## What you will do
Extract the records in full, leaving every picture out.

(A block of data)
________________

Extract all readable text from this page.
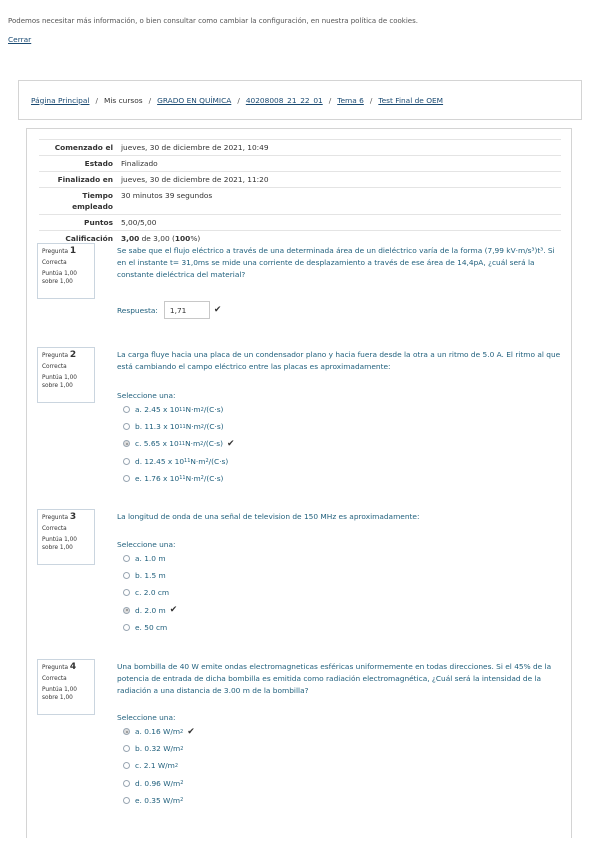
Podemos necesitar más información, o bien consultar como cambiar la configuración, en nuestra política de cookies.
Cerrar
Página Principal / Mis cursos / GRADO EN QUÍMICA / 40208008_21_22_01 / Tema 6 / Test Final de OEM
Comenzado el	jueves, 30 de diciembre de 2021, 10:49
Estado	Finalizado
Finalizado en	jueves, 30 de diciembre de 2021, 11:20
Tiempo empleado	30 minutos 39 segundos
Puntos	5,00/5,00
Calificación	3,00 de 3,00 (100%)
Pregunta 1
Correcta
Puntúa 1,00 sobre 1,00
Se sabe que el flujo eléctrico a través de una determinada área de un dieléctrico varía de la forma (7,99 kV·m/s³)t³. Si en el instante t= 31,0ms se mide una corriente de desplazamiento a través de ese área de 14,4pA, ¿cuál será la constante dieléctrica del material?
Respuesta:
1,71	✔
Pregunta 2
Correcta
Puntúa 1,00 sobre 1,00
La carga fluye hacia una placa de un condensador plano y hacia fuera desde la otra a un ritmo de 5.0 A. El ritmo al que está cambiando el campo eléctrico entre las placas es aproximadamente:
Seleccione una:
a. 2.45 x 10 11 N·m 2 /(C·s)
b. 11.3 x 10 11 N·m 2 /(C·s)
c. 5.65 x 10 11 N·m 2 /(C·s) ✔
d. 12.45 x 10 11 N·m 2 /(C·s)
e. 1.76 x 10 11 N·m 2 /(C·s)
Pregunta 3
Correcta
Puntúa 1,00 sobre 1,00
La longitud de onda de una señal de television de 150 MHz es aproximadamente:
Seleccione una:
a. 1.0 m
b. 1.5 m
c. 2.0 cm
d. 2.0 m ✔
e. 50 cm
Pregunta 4
Correcta
Puntúa 1,00 sobre 1,00
Una bombilla de 40 W emite ondas electromagneticas esféricas uniformemente en todas direcciones. Si el 45% de la potencia de entrada de dicha bombilla es emitida como radiación electromagnética, ¿Cuál será la intensidad de la radiación a una distancia de 3.00 m de la bombilla?
Seleccione una:
a. 0.16 W/m 2 ✔
b. 0.32 W/m 2
c. 2.1 W/m 2
d. 0.96 W/m 2
e. 0.35 W/m 2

________________

## Answer to the task
Extract all readable text from this page.
Podemos necesitar más información, o bien consultar como cambiar la configuración, en nuestra política de cookies.
Cerrar
Página Principal / Mis cursos / GRADO EN QUÍMICA / 40208008_21_22_01 / Tema 6 / Test Final de OEM
Comenzado el	jueves, 30 de diciembre de 2021, 10:49
Estado	Finalizado
Finalizado en	jueves, 30 de diciembre de 2021, 11:20
Tiempo empleado	30 minutos 39 segundos
Puntos	5,00/5,00
Calificación	3,00 de 3,00 (100%)
Pregunta 1
Correcta
Puntúa 1,00 sobre 1,00
Se sabe que el flujo eléctrico a través de una determinada área de un dieléctrico varía de la forma (7,99 kV·m/s³)t³. Si en el instante t= 31,0ms se mide una corriente de desplazamiento a través de ese área de 14,4pA, ¿cuál será la constante dieléctrica del material?
Respuesta:
1,71	✔
Pregunta 2
Correcta
Puntúa 1,00 sobre 1,00
La carga fluye hacia una placa de un condensador plano y hacia fuera desde la otra a un ritmo de 5.0 A. El ritmo al que está cambiando el campo eléctrico entre las placas es aproximadamente:
Seleccione una:
a. 2.45 x 10 11 N·m 2 /(C·s)
b. 11.3 x 10 11 N·m 2 /(C·s)
c. 5.65 x 10 11 N·m 2 /(C·s) ✔
d. 12.45 x 10 11 N·m 2 /(C·s)
e. 1.76 x 10 11 N·m 2 /(C·s)
Pregunta 3
Correcta
Puntúa 1,00 sobre 1,00
La longitud de onda de una señal de television de 150 MHz es aproximadamente:
Seleccione una:
a. 1.0 m
b. 1.5 m
c. 2.0 cm
d. 2.0 m ✔
e. 50 cm
Pregunta 4
Correcta
Puntúa 1,00 sobre 1,00
Una bombilla de 40 W emite ondas electromagneticas esféricas uniformemente en todas direcciones. Si el 45% de la potencia de entrada de dicha bombilla es emitida como radiación electromagnética, ¿Cuál será la intensidad de la radiación a una distancia de 3.00 m de la bombilla?
Seleccione una:
a. 0.16 W/m 2 ✔
b. 0.32 W/m 2
c. 2.1 W/m 2
d. 0.96 W/m 2
e. 0.35 W/m 2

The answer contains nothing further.